### MATERIAL FOR THIS TASK
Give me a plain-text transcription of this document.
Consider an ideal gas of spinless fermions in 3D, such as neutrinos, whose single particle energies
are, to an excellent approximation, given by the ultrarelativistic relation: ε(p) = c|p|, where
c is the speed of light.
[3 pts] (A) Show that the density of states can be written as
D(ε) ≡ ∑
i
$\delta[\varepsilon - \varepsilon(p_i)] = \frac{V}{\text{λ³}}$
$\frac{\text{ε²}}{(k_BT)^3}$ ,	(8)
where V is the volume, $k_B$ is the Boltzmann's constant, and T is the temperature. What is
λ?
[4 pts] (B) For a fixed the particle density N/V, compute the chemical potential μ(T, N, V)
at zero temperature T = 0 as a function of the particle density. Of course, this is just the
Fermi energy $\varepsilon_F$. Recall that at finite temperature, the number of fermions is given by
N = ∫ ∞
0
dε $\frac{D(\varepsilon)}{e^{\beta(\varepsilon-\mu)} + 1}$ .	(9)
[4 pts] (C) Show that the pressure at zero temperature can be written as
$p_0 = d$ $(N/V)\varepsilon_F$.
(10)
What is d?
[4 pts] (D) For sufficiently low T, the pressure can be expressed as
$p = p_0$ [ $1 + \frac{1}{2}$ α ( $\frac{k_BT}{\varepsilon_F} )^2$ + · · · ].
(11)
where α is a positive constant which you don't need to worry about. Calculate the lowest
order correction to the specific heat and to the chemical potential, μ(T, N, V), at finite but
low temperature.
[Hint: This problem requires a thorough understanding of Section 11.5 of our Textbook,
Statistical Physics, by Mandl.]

### WHAT YOU SHOULD DO
Print the whole listing again, exactly.

### EXERCISE ANSWER
Give me a plain-text transcription of this document.
Consider an ideal gas of spinless fermions in 3D, such as neutrinos, whose single particle energies
are, to an excellent approximation, given by the ultrarelativistic relation: ε(p) = c|p|, where
c is the speed of light.
[3 pts] (A) Show that the density of states can be written as
D(ε) ≡ ∑
i
$\delta[\varepsilon - \varepsilon(p_i)] = \frac{V}{\text{λ³}}$
$\frac{\text{ε²}}{(k_BT)^3}$ ,	(8)
where V is the volume, $k_B$ is the Boltzmann's constant, and T is the temperature. What is
λ?
[4 pts] (B) For a fixed the particle density N/V, compute the chemical potential μ(T, N, V)
at zero temperature T = 0 as a function of the particle density. Of course, this is just the
Fermi energy $\varepsilon_F$. Recall that at finite temperature, the number of fermions is given by
N = ∫ ∞
0
dε $\frac{D(\varepsilon)}{e^{\beta(\varepsilon-\mu)} + 1}$ .	(9)
[4 pts] (C) Show that the pressure at zero temperature can be written as
$p_0 = d$ $(N/V)\varepsilon_F$.
(10)
What is d?
[4 pts] (D) For sufficiently low T, the pressure can be expressed as
$p = p_0$ [ $1 + \frac{1}{2}$ α ( $\frac{k_BT}{\varepsilon_F} )^2$ + · · · ].
(11)
where α is a positive constant which you don't need to worry about. Calculate the lowest
order correction to the specific heat and to the chemical potential, μ(T, N, V), at finite but
low temperature.
[Hint: This problem requires a thorough understanding of Section 11.5 of our Textbook,
Statistical Physics, by Mandl.]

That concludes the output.